[start]
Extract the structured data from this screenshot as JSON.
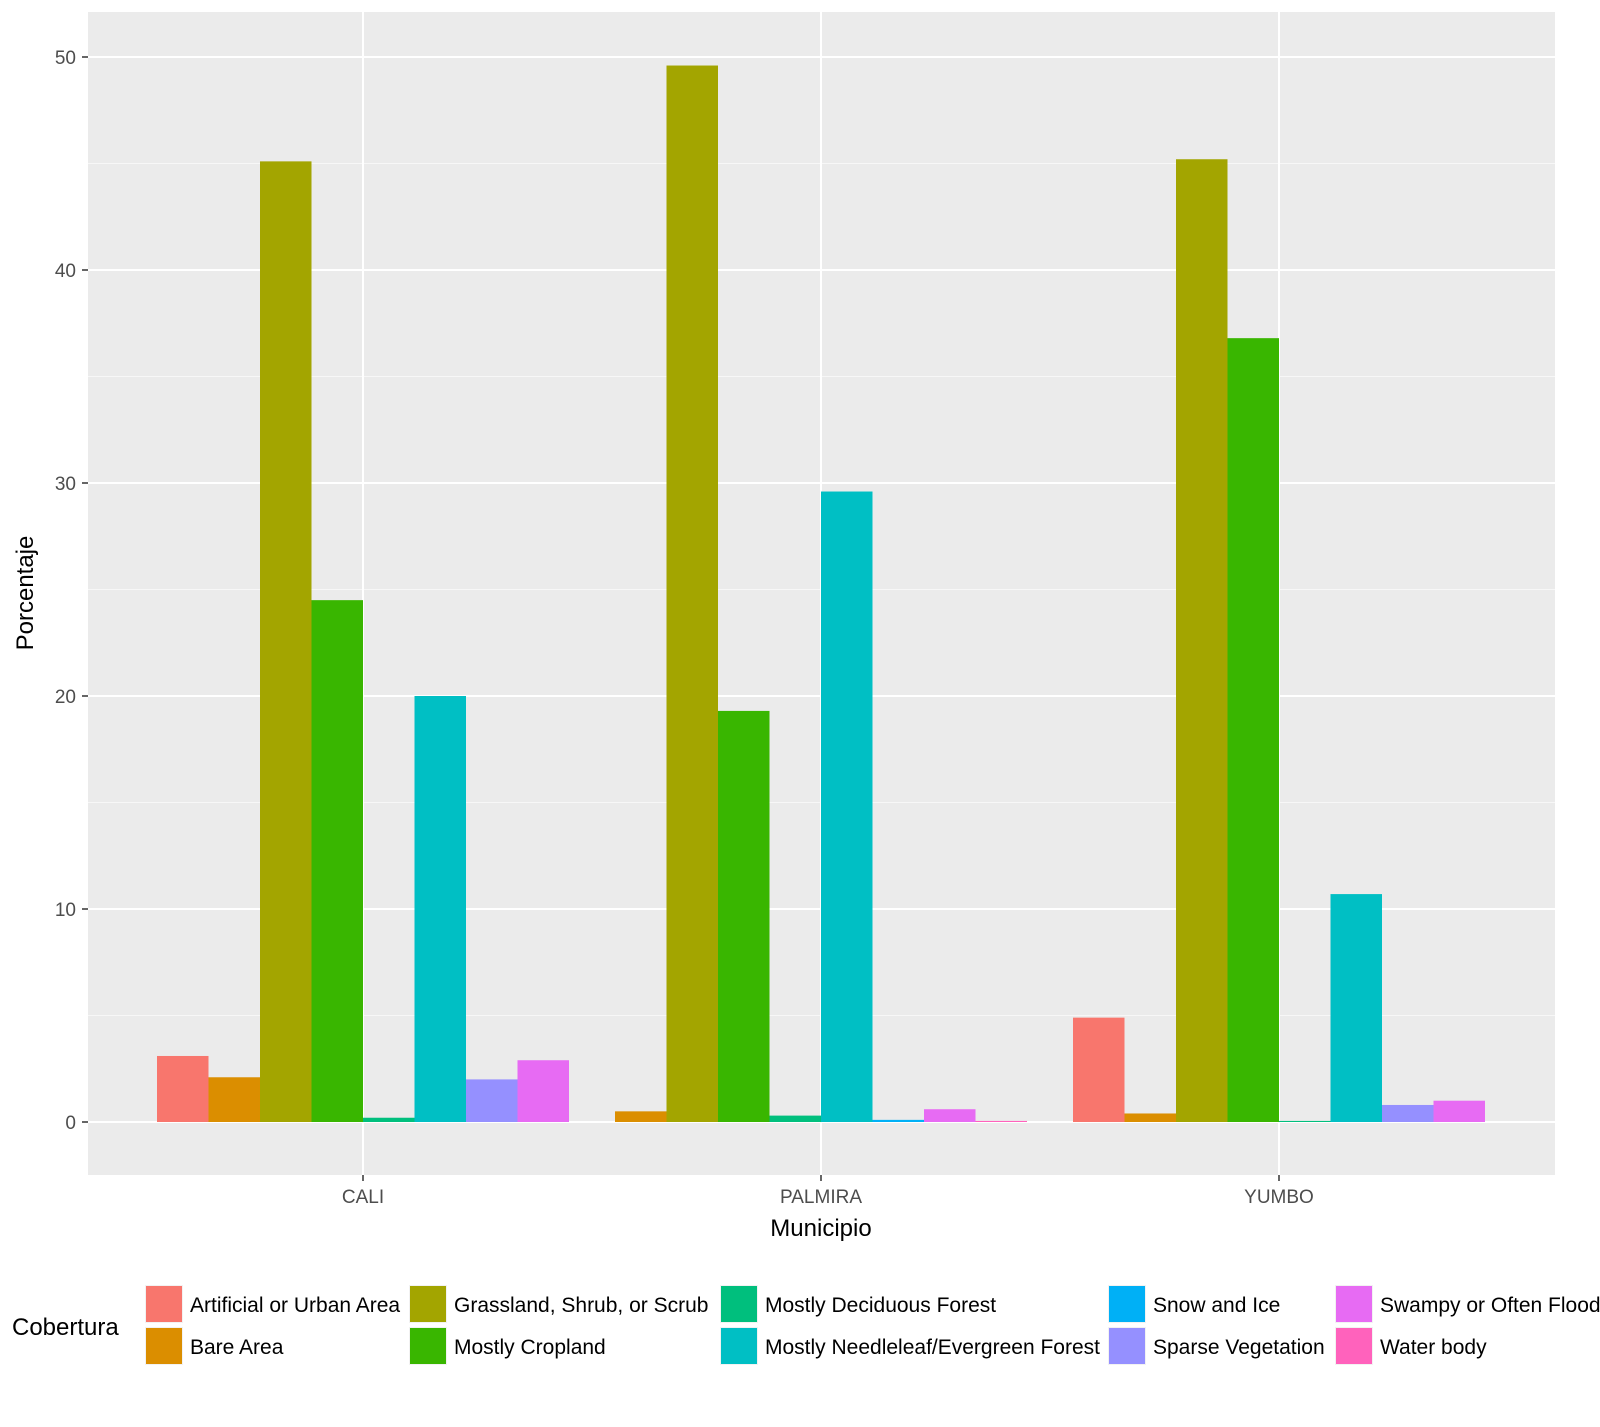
{
  "chart_data": {
    "type": "bar",
    "xlabel": "Municipio",
    "ylabel": "Porcentaje",
    "ylim": [
      -2.5,
      52
    ],
    "yticks": [
      0,
      10,
      20,
      30,
      40,
      50
    ],
    "grid": true,
    "legend_position": "bottom",
    "legend_title": "Cobertura",
    "categories": [
      "CALI",
      "PALMIRA",
      "YUMBO"
    ],
    "series": [
      {
        "name": "Artificial or Urban Area",
        "color": "#F8766D",
        "values": [
          3.1,
          null,
          4.9
        ]
      },
      {
        "name": "Bare Area",
        "color": "#DB8E00",
        "values": [
          2.1,
          0.5,
          0.4
        ]
      },
      {
        "name": "Grassland, Shrub, or Scrub",
        "color": "#A3A500",
        "values": [
          45.1,
          49.6,
          45.2
        ]
      },
      {
        "name": "Mostly Cropland",
        "color": "#39B600",
        "values": [
          24.5,
          19.3,
          36.8
        ]
      },
      {
        "name": "Mostly Deciduous Forest",
        "color": "#00BF7D",
        "values": [
          0.2,
          0.3,
          0.05
        ]
      },
      {
        "name": "Mostly Needleleaf/Evergreen Forest",
        "color": "#00BFC4",
        "values": [
          20.0,
          29.6,
          10.7
        ]
      },
      {
        "name": "Snow and Ice",
        "color": "#00B0F6",
        "values": [
          null,
          0.1,
          null
        ]
      },
      {
        "name": "Sparse Vegetation",
        "color": "#9590FF",
        "values": [
          2.0,
          null,
          0.8
        ]
      },
      {
        "name": "Swampy or Often Flooded Vegetation",
        "color": "#E76BF3",
        "values": [
          2.9,
          0.6,
          1.0
        ]
      },
      {
        "name": "Water body",
        "color": "#FF62BC",
        "values": [
          null,
          0.05,
          null
        ]
      }
    ]
  }
}
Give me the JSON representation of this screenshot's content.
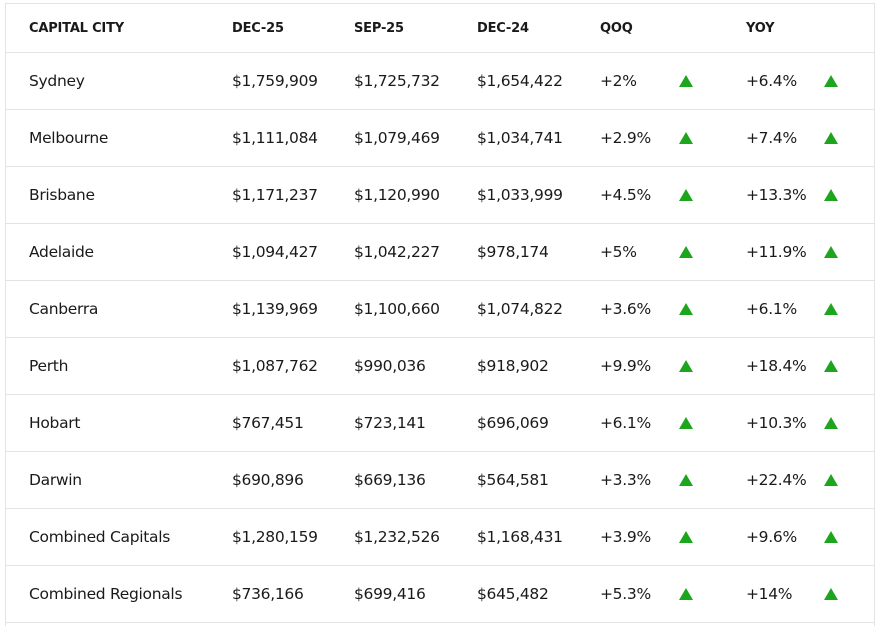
[end]
**SET PROBLEM**
How many of the lines above hold the word "JSON"? Give only that number.

**CORRECT RESULT**
2